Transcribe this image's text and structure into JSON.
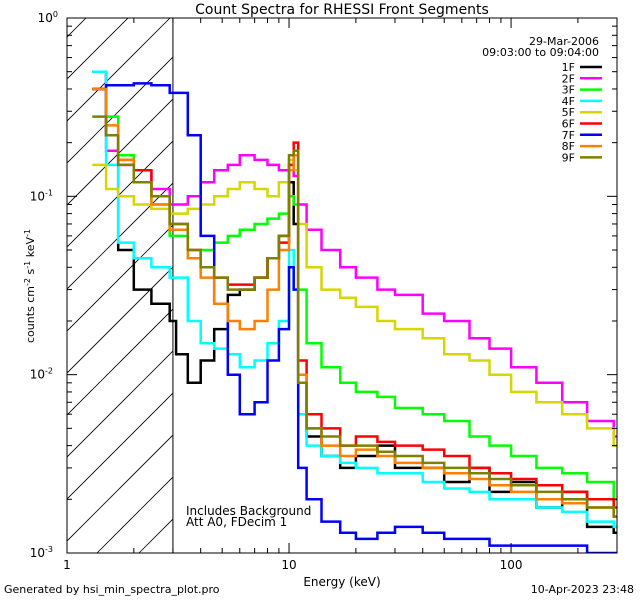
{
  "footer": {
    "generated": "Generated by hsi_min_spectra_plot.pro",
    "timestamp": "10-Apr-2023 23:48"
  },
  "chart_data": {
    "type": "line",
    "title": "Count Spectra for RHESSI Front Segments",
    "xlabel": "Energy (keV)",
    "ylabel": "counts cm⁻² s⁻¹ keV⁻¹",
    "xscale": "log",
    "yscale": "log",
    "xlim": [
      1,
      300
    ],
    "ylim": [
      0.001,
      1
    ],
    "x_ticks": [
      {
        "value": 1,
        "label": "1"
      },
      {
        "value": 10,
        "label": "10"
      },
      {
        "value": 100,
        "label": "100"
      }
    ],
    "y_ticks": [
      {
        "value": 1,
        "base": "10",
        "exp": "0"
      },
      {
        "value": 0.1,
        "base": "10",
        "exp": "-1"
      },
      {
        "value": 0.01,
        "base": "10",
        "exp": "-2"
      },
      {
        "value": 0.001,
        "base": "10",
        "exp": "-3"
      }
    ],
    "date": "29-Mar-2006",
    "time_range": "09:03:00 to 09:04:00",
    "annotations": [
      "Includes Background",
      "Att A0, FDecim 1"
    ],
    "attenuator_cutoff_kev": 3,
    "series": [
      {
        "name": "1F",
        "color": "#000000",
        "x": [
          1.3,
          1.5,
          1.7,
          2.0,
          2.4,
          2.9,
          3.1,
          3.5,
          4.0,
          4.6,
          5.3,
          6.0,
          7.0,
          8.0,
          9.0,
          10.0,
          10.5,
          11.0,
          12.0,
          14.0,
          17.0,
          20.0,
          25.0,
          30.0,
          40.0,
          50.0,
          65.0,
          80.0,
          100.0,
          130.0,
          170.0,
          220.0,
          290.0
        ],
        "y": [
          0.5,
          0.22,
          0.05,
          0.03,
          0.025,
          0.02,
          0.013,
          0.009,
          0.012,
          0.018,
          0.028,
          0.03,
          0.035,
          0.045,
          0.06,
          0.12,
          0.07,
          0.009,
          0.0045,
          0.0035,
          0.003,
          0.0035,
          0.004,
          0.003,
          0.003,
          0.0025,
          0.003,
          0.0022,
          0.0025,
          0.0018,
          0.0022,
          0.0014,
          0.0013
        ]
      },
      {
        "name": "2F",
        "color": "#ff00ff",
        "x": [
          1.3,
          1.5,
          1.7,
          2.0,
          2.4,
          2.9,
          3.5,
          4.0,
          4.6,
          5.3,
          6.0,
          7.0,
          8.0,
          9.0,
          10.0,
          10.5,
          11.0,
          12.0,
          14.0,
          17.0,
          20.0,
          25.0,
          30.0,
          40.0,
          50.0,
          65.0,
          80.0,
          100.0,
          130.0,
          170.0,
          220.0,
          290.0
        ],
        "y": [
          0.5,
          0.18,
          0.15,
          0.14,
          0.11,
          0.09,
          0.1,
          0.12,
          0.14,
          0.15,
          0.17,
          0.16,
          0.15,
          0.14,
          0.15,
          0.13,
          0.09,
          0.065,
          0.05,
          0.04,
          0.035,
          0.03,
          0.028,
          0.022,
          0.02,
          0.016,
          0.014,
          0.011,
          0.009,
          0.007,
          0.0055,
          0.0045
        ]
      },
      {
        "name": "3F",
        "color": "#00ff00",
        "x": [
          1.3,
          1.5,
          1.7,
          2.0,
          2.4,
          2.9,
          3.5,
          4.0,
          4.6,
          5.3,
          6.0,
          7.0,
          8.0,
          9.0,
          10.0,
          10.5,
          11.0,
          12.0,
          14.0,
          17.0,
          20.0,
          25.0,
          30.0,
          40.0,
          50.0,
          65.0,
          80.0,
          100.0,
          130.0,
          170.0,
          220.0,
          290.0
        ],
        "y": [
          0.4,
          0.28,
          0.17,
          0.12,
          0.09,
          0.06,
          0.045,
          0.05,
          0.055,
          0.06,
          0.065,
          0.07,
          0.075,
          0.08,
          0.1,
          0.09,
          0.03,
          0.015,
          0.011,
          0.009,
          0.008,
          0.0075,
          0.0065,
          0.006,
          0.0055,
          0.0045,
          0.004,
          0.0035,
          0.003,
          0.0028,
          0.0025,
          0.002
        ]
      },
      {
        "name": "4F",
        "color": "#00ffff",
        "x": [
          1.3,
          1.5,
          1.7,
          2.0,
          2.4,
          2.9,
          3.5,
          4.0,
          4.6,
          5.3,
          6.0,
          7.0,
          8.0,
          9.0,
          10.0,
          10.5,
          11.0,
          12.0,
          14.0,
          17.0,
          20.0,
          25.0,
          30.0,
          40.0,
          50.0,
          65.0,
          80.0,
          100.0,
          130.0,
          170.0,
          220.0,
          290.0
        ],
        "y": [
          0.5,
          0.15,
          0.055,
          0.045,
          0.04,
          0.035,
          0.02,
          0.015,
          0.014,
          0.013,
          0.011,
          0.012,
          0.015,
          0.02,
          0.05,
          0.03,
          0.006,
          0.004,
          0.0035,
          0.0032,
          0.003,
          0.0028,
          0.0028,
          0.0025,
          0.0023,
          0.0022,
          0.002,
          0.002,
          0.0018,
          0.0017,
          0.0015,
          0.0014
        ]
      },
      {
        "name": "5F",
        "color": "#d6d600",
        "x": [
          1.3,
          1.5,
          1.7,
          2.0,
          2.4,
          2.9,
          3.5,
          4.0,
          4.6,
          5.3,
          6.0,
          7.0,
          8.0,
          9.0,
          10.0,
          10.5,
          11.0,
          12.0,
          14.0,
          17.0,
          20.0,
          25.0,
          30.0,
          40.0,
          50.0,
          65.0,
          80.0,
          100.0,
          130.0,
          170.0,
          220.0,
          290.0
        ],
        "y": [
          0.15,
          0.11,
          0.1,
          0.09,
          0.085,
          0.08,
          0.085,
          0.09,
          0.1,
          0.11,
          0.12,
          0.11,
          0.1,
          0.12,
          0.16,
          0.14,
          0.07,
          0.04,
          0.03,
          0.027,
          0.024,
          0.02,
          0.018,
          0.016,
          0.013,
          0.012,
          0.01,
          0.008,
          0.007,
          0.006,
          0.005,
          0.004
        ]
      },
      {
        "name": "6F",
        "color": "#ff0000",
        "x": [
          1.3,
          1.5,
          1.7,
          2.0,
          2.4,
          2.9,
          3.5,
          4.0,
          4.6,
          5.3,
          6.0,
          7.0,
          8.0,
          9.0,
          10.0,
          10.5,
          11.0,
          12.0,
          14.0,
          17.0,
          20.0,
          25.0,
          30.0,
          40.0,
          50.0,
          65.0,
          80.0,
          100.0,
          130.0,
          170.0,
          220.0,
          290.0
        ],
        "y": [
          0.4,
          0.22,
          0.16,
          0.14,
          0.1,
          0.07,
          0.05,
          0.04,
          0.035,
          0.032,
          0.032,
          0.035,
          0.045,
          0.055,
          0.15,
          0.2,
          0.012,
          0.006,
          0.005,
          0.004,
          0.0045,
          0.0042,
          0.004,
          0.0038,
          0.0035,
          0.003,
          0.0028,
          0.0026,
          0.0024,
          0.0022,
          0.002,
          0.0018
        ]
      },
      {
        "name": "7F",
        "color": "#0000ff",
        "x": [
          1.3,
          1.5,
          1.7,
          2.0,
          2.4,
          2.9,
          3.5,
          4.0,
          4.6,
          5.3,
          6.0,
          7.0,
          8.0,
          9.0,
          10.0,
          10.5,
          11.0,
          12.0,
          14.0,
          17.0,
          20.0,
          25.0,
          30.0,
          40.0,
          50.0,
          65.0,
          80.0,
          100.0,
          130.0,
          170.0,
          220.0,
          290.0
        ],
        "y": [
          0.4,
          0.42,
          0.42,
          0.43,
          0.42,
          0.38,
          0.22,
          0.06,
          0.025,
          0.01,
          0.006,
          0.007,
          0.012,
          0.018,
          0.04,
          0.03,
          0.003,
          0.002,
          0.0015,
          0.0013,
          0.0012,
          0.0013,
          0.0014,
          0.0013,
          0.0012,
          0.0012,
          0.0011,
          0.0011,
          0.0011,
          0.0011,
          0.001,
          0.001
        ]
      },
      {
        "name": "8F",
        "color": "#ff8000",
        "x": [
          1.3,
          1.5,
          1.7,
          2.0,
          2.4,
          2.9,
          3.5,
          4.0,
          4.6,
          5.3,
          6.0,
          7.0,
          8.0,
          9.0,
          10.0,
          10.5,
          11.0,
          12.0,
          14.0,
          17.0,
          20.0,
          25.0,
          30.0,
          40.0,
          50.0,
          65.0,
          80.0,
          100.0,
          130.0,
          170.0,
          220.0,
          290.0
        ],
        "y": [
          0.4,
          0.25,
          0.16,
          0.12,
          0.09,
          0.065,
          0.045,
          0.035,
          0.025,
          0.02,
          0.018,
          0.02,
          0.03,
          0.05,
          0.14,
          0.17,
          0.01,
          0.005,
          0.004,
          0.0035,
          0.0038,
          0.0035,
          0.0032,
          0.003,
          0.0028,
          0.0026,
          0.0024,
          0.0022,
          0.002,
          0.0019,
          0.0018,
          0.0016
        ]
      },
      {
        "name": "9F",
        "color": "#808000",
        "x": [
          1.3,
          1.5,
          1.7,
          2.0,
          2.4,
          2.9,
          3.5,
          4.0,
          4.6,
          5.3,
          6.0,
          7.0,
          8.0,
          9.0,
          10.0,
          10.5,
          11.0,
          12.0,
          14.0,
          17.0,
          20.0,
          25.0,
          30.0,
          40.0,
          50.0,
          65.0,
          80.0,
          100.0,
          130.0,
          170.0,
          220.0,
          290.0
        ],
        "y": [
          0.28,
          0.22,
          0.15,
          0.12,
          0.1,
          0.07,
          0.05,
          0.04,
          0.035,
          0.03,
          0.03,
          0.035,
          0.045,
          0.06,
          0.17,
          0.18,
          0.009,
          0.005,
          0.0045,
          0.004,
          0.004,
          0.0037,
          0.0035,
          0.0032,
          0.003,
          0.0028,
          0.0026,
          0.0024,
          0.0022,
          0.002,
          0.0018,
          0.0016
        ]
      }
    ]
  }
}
____
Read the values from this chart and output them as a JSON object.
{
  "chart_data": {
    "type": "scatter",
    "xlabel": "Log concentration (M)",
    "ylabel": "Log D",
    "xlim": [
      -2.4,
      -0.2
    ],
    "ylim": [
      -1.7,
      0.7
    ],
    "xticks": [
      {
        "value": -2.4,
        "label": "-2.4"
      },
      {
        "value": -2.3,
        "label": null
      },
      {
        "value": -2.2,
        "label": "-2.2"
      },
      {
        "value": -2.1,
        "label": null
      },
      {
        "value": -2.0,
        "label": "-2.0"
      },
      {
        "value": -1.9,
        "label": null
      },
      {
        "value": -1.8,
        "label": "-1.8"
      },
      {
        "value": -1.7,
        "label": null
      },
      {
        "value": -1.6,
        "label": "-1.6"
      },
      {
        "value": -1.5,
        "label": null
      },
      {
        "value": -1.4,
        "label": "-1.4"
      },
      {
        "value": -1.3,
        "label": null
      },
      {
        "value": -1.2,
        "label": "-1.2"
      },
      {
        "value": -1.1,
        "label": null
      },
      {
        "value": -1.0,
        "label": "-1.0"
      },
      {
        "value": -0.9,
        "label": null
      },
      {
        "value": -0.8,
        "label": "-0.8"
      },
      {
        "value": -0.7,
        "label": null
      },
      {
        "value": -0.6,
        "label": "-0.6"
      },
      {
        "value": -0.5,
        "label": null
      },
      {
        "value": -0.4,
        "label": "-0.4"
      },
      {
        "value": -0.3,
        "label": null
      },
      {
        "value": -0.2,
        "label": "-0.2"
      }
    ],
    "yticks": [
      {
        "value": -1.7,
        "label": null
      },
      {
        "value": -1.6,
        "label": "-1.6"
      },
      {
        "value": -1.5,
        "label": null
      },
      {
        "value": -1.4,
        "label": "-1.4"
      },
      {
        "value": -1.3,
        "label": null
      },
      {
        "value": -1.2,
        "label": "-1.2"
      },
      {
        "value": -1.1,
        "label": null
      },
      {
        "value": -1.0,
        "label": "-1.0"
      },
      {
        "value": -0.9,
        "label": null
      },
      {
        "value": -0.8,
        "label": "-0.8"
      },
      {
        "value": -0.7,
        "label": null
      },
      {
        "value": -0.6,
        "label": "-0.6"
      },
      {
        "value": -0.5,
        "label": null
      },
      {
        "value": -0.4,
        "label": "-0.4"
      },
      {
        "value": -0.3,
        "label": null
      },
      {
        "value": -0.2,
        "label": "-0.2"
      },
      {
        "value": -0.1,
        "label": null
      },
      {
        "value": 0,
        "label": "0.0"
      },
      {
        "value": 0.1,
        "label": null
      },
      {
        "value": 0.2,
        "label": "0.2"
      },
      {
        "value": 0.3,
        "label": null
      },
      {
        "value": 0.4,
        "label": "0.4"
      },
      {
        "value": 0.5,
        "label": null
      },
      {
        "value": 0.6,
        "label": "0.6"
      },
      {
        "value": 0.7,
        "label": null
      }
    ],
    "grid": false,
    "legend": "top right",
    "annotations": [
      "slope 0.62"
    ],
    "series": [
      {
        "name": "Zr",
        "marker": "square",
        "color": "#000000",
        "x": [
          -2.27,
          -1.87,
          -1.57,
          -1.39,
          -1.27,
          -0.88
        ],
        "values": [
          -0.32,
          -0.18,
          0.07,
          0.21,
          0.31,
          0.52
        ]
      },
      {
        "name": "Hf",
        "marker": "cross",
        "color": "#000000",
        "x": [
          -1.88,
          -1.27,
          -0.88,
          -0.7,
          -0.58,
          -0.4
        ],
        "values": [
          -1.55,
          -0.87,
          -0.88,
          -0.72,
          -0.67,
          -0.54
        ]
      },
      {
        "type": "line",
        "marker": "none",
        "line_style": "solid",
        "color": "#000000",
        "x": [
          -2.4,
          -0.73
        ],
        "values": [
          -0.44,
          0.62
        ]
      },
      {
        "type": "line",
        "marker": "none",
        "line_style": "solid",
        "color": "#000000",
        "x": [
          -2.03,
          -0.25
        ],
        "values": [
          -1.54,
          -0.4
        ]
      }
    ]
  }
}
____
TASK PROMPT - Say how many lines hold the word "type", giving the number and nothing else.

FULL ANSWER - 4